Supplied text.
Questione giuridica chiave

Whether the debtor's cross-border residence in Italy justified reducing the subsistence minimum items.

Decisione estratta

Yes, the basic monthly amount and child supplement were to be reduced by 10% for the frontier worker; the child supplement had likewise to be reduced.

Motivazione estratta

The authority accepted a 10% reduction for a debtor living in Italy while working in Switzerland, following the cited supervisory practice, and applied the reduction also to the child allowance.

Questione giuridica chiave

Whether the wife's alleged contribution to rent had to be included in the calculation.

Decisione estratta

No, because the spouse did not perform gainful employment and no shared income basis justified such an apportionment.

Motivazione estratta

Under Art. 163 CC and the cited case law, only when both spouses have income is a joint minimum vital and proportional allocation made.

Questione giuridica chiave

Whether deductions for source tax, social insurance and pension contributions were wrongly calculated.

Decisione estratta

No; the deductions corresponded to the amounts actually withheld by the employer.

Motivazione estratta

The debtor's payroll documents showed that the enforcement office had used the actual deductions.

Questione giuridica chiave

Whether the thirteenth salary was excluded from the attachable income.

Decisione estratta

No; the thirteenth salary and overtime are part of income and are attachable beyond the subsistence minimum.

Motivazione estratta

These payments form part of the debtor's earnings and must be seized under Art. 93 LEF.

Questione giuridica chiave

Whether occupational pension benefits had to be restricted as requested by the creditor.

Decisione estratta

No; no pension event had occurred, so the request could not be granted.

Motivazione estratta

Occupational pension benefits are unattachable until the insured event occurs; only then are they attachable like other annuities to the extent exceeding the minimum subsistence level.

Questione giuridica chiave

Whether commuting expenses were correctly fixed at CHF 240 per month.

Decisione estratta

Yes; given the debtor's daily cross-border commute, the amount was appropriate.

Motivazione estratta

The court considered the distance and monthly mileage and found the recognized amount reasonable.

Your objective. From the debt-enforcement summary, extract the stretch from "No; the thirteenth" through "Art. 93 LEF." word for word. The items after this debt-enforcement summary have no connection to it.

Information given.
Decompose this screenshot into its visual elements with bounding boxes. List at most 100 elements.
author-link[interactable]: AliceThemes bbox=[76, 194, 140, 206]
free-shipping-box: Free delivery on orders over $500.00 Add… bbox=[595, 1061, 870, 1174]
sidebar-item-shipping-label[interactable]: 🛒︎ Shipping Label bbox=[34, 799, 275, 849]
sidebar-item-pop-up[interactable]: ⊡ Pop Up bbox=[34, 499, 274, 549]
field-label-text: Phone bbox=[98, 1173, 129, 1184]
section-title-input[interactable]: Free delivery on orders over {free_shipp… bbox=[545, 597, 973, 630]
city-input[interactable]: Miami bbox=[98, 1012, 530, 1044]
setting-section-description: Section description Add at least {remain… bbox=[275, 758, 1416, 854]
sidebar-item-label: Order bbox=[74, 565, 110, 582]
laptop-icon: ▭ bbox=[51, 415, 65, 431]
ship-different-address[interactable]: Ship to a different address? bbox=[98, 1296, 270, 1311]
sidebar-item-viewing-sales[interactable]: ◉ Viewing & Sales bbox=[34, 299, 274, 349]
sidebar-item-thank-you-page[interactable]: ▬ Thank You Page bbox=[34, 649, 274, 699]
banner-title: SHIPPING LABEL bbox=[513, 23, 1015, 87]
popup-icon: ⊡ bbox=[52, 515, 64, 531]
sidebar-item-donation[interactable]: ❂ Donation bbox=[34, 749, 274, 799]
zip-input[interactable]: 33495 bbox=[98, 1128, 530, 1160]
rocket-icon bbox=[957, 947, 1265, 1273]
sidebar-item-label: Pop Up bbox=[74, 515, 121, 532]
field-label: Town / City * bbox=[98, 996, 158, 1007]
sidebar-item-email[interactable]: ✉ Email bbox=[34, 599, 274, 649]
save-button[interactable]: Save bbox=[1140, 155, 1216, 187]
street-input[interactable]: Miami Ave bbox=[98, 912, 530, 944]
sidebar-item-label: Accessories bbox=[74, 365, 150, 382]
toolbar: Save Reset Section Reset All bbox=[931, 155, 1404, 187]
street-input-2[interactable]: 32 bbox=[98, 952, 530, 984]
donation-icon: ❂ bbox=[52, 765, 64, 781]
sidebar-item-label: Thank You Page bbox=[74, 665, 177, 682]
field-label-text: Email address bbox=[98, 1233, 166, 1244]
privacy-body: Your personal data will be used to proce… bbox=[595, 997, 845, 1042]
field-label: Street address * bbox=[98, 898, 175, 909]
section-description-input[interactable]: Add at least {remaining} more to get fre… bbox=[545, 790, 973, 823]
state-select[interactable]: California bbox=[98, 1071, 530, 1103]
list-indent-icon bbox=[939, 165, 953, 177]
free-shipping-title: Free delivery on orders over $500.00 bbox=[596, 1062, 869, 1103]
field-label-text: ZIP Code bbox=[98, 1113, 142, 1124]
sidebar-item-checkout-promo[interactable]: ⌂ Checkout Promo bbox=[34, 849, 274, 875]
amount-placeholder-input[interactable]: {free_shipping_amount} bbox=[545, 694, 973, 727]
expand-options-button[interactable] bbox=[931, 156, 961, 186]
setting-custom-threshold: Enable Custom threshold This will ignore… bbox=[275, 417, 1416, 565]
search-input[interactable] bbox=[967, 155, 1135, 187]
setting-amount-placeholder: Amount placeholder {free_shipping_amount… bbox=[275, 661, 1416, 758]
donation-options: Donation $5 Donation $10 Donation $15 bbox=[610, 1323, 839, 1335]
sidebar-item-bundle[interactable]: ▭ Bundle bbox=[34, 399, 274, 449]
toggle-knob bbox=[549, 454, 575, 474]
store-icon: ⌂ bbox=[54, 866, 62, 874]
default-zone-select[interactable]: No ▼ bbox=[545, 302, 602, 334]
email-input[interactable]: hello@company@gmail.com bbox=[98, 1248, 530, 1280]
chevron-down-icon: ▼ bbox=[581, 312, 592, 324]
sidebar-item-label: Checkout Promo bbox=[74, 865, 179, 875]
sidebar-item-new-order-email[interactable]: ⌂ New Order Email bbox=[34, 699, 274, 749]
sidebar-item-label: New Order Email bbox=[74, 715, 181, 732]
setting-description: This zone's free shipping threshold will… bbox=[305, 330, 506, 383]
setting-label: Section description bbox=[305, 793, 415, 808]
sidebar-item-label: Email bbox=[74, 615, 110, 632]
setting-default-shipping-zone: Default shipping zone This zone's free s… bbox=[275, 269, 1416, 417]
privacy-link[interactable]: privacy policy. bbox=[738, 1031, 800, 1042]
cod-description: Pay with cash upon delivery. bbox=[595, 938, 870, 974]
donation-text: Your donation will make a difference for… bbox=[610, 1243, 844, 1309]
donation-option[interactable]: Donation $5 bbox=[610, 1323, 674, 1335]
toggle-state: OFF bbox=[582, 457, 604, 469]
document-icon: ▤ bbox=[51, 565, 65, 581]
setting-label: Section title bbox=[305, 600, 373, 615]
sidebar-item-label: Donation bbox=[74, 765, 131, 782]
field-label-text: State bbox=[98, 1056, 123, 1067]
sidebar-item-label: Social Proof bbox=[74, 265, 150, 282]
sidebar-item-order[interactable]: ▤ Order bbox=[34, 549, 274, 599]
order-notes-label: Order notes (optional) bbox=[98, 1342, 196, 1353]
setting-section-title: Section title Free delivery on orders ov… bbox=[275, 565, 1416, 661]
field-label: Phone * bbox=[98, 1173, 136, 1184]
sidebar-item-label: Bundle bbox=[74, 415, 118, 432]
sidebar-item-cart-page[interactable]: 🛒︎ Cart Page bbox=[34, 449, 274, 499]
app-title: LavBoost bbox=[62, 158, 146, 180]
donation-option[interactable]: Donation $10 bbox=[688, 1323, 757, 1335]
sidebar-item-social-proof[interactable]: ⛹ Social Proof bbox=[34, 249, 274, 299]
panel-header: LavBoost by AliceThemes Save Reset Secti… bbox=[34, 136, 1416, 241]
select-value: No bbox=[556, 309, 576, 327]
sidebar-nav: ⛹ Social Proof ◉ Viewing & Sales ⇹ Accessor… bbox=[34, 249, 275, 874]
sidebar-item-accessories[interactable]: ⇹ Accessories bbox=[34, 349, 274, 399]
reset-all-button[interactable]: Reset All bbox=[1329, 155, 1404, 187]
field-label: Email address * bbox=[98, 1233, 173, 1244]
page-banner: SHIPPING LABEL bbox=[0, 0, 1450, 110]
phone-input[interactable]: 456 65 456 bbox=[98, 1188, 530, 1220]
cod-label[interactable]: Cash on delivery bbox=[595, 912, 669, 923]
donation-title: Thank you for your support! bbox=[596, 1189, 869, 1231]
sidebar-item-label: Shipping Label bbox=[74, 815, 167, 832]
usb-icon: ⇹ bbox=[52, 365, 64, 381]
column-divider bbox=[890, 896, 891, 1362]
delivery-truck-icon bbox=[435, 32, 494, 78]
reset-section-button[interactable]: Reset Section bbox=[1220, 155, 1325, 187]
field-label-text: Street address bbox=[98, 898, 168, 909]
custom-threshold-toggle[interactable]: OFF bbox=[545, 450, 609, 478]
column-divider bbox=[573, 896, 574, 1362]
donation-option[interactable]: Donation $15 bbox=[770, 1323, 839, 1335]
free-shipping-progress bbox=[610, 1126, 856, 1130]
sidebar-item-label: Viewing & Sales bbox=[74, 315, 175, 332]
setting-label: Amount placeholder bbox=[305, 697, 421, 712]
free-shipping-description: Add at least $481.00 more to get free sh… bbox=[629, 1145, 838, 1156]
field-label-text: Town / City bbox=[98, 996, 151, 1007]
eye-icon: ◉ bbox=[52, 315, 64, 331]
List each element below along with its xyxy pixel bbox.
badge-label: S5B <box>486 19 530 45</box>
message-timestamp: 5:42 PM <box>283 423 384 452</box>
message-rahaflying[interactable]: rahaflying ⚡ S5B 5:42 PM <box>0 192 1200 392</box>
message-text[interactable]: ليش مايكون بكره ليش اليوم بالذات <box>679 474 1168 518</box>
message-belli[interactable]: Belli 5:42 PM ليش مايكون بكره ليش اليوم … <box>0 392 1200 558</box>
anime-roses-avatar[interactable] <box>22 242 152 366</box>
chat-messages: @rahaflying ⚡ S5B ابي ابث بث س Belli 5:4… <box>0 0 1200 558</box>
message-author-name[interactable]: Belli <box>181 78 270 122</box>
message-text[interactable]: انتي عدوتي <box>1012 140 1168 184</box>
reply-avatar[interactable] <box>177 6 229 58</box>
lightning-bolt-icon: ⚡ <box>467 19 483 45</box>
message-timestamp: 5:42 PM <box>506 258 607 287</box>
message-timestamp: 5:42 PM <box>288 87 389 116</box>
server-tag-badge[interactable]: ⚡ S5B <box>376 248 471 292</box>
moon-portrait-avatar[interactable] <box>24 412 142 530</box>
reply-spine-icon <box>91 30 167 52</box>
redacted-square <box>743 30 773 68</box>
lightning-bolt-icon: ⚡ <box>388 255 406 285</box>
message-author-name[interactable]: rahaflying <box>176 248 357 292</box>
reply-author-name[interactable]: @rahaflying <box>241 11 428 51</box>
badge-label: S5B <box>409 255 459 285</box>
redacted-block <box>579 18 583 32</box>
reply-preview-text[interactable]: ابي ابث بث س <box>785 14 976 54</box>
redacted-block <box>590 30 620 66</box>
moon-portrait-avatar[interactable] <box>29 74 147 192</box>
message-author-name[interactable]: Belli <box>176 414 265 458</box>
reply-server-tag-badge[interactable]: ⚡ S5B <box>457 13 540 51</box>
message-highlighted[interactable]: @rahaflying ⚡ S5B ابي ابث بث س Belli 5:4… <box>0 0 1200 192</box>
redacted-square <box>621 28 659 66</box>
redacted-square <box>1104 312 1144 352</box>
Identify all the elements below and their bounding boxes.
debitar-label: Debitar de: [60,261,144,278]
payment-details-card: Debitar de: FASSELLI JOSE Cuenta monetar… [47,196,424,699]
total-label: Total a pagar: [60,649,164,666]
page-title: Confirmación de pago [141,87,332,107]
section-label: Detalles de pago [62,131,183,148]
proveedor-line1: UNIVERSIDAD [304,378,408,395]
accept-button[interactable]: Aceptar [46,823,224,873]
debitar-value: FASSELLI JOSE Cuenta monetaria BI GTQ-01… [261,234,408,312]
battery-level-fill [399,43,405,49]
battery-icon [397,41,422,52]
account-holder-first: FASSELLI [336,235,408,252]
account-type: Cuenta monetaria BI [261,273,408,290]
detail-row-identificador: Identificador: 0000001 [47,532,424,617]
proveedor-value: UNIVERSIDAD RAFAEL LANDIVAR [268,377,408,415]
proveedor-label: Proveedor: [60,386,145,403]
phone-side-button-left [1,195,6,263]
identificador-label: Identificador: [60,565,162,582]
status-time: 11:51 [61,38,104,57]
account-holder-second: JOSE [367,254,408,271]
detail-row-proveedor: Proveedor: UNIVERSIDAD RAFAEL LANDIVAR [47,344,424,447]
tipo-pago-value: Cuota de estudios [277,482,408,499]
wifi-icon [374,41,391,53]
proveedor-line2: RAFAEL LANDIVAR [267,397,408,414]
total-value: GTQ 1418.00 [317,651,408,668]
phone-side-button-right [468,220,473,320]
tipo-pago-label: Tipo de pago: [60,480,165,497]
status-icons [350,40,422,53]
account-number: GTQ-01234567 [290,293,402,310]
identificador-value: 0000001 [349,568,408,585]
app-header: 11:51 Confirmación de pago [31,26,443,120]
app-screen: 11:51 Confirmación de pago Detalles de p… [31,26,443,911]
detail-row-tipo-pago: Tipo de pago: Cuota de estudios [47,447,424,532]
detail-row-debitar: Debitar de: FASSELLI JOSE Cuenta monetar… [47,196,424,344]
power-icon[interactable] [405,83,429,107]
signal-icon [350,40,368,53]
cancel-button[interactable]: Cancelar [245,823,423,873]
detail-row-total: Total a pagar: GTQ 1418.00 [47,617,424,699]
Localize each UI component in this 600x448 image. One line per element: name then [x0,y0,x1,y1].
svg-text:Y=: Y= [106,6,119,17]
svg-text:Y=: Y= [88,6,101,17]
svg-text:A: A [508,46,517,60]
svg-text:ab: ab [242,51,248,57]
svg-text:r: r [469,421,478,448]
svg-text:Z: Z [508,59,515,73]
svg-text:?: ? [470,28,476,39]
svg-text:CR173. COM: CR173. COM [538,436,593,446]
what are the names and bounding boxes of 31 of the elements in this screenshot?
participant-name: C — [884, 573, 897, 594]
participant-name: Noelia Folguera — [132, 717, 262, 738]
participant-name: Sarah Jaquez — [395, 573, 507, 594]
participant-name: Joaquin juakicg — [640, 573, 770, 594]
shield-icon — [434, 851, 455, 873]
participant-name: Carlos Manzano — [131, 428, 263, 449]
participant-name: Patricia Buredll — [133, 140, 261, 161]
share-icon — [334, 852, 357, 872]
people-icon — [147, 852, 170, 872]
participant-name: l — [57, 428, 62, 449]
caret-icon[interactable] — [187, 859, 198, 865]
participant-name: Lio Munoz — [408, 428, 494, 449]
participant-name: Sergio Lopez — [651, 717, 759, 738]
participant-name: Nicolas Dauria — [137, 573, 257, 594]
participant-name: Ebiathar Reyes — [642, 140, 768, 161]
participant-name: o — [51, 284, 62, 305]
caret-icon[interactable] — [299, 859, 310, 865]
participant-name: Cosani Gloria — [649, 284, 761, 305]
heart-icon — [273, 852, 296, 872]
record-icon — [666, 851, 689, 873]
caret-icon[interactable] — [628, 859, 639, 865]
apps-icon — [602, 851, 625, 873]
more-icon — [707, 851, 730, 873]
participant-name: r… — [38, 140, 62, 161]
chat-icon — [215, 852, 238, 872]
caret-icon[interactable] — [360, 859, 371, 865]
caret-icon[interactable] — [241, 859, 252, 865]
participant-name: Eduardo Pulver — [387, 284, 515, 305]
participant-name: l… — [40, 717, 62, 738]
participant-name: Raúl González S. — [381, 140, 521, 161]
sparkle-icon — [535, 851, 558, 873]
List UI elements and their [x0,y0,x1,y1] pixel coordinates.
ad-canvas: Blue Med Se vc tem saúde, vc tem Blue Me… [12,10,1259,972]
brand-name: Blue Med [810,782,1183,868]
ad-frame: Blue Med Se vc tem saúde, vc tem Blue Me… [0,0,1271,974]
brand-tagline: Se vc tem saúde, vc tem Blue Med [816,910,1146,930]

Result of the exercise.
No; the thirteenth salary and overtime are part of income and are attachable beyond the subsistence minimum.

Motivazione estratta

These payments form part of the debtor's earnings and must be seized under Art. 93 LEF.